* _WHAT NEEDS TO BE DONE_:
Only the pictures stay out; every record is to be quoted exactly.

(Lines of data)

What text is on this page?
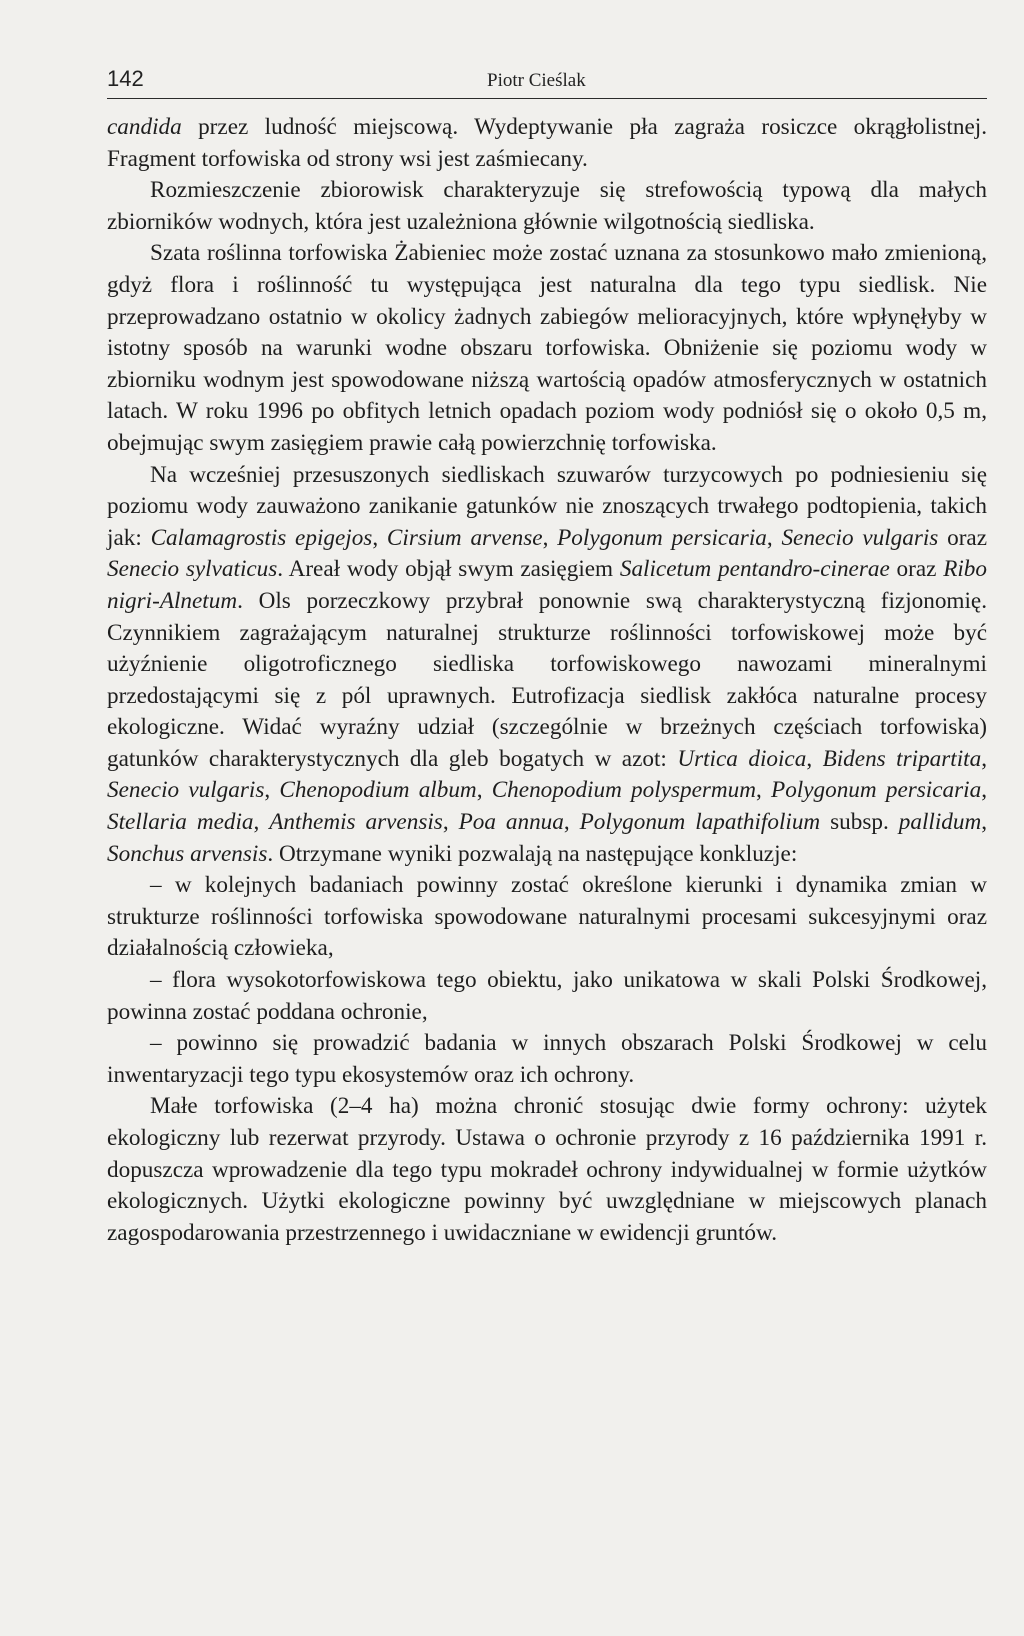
142	Piotr Cieślak

candida przez ludność miejscową. Wydeptywanie pła zagraża rosiczce okrągłolistnej. Fragment torfowiska od strony wsi jest zaśmiecany.

Rozmieszczenie zbiorowisk charakteryzuje się strefowością typową dla małych zbiorników wodnych, która jest uzależniona głównie wilgotnością siedliska.

Szata roślinna torfowiska Żabieniec może zostać uznana za stosunkowo mało zmienioną, gdyż flora i roślinność tu występująca jest naturalna dla tego typu siedlisk. Nie przeprowadzano ostatnio w okolicy żadnych zabiegów melioracyjnych, które wpłynęłyby w istotny sposób na warunki wodne obszaru torfowiska. Obniżenie się poziomu wody w zbiorniku wodnym jest spowodowane niższą wartością opadów atmosferycznych w ostatnich latach. W roku 1996 po obfitych letnich opadach poziom wody podniósł się o około 0,5 m, obejmując swym zasięgiem prawie całą powierzchnię torfowiska.

Na wcześniej przesuszonych siedliskach szuwarów turzycowych po podniesieniu się poziomu wody zauważono zanikanie gatunków nie znoszących trwałego podtopienia, takich jak: Calamagrostis epigejos, Cirsium arvense, Polygonum persicaria, Senecio vulgaris oraz Senecio sylvaticus. Areał wody objął swym zasięgiem Salicetum pentandro-cinerae oraz Ribo nigri-Alnetum. Ols porzeczkowy przybrał ponownie swą charakterystyczną fizjonomię. Czynnikiem zagrażającym naturalnej strukturze roślinności torfowiskowej może być użyźnienie oligotroficznego siedliska torfowiskowego nawozami mineralnymi przedostającymi się z pól uprawnych. Eutrofizacja siedlisk zakłóca naturalne procesy ekologiczne. Widać wyraźny udział (szczególnie w brzeżnych częściach torfowiska) gatunków charakterystycznych dla gleb bogatych w azot: Urtica dioica, Bidens tripartita, Senecio vulgaris, Chenopodium album, Chenopodium polyspermum, Polygonum persicaria, Stellaria media, Anthemis arvensis, Poa annua, Polygonum lapathifolium subsp. pallidum, Sonchus arvensis. Otrzymane wyniki pozwalają na następujące konkluzje:

– w kolejnych badaniach powinny zostać określone kierunki i dynamika zmian w strukturze roślinności torfowiska spowodowane naturalnymi procesami sukcesyjnymi oraz działalnością człowieka,

– flora wysokotorfowiskowa tego obiektu, jako unikatowa w skali Polski Środkowej, powinna zostać poddana ochronie,

– powinno się prowadzić badania w innych obszarach Polski Środkowej w celu inwentaryzacji tego typu ekosystemów oraz ich ochrony.

Małe torfowiska (2–4 ha) można chronić stosując dwie formy ochrony: użytek ekologiczny lub rezerwat przyrody. Ustawa o ochronie przyrody z 16 października 1991 r. dopuszcza wprowadzenie dla tego typu mokradeł ochrony indywidualnej w formie użytków ekologicznych. Użytki ekologiczne powinny być uwzględniane w miejscowych planach zagospodarowania przestrzennego i uwidaczniane w ewidencji gruntów.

* _SOLUTION TO THIS TASK_:
What text is on this page?
142	Piotr Cieślak

candida przez ludność miejscową. Wydeptywanie pła zagraża rosiczce okrągłolistnej. Fragment torfowiska od strony wsi jest zaśmiecany.

Rozmieszczenie zbiorowisk charakteryzuje się strefowością typową dla małych zbiorników wodnych, która jest uzależniona głównie wilgotnością siedliska.

Szata roślinna torfowiska Żabieniec może zostać uznana za stosunkowo mało zmienioną, gdyż flora i roślinność tu występująca jest naturalna dla tego typu siedlisk. Nie przeprowadzano ostatnio w okolicy żadnych zabiegów melioracyjnych, które wpłynęłyby w istotny sposób na warunki wodne obszaru torfowiska. Obniżenie się poziomu wody w zbiorniku wodnym jest spowodowane niższą wartością opadów atmosferycznych w ostatnich latach. W roku 1996 po obfitych letnich opadach poziom wody podniósł się o około 0,5 m, obejmując swym zasięgiem prawie całą powierzchnię torfowiska.

Na wcześniej przesuszonych siedliskach szuwarów turzycowych po podniesieniu się poziomu wody zauważono zanikanie gatunków nie znoszących trwałego podtopienia, takich jak: Calamagrostis epigejos, Cirsium arvense, Polygonum persicaria, Senecio vulgaris oraz Senecio sylvaticus. Areał wody objął swym zasięgiem Salicetum pentandro-cinerae oraz Ribo nigri-Alnetum. Ols porzeczkowy przybrał ponownie swą charakterystyczną fizjonomię. Czynnikiem zagrażającym naturalnej strukturze roślinności torfowiskowej może być użyźnienie oligotroficznego siedliska torfowiskowego nawozami mineralnymi przedostającymi się z pól uprawnych. Eutrofizacja siedlisk zakłóca naturalne procesy ekologiczne. Widać wyraźny udział (szczególnie w brzeżnych częściach torfowiska) gatunków charakterystycznych dla gleb bogatych w azot: Urtica dioica, Bidens tripartita, Senecio vulgaris, Chenopodium album, Chenopodium polyspermum, Polygonum persicaria, Stellaria media, Anthemis arvensis, Poa annua, Polygonum lapathifolium subsp. pallidum, Sonchus arvensis. Otrzymane wyniki pozwalają na następujące konkluzje:

– w kolejnych badaniach powinny zostać określone kierunki i dynamika zmian w strukturze roślinności torfowiska spowodowane naturalnymi procesami sukcesyjnymi oraz działalnością człowieka,

– flora wysokotorfowiskowa tego obiektu, jako unikatowa w skali Polski Środkowej, powinna zostać poddana ochronie,

– powinno się prowadzić badania w innych obszarach Polski Środkowej w celu inwentaryzacji tego typu ekosystemów oraz ich ochrony.

Małe torfowiska (2–4 ha) można chronić stosując dwie formy ochrony: użytek ekologiczny lub rezerwat przyrody. Ustawa o ochronie przyrody z 16 października 1991 r. dopuszcza wprowadzenie dla tego typu mokradeł ochrony indywidualnej w formie użytków ekologicznych. Użytki ekologiczne powinny być uwzględniane w miejscowych planach zagospodarowania przestrzennego i uwidaczniane w ewidencji gruntów.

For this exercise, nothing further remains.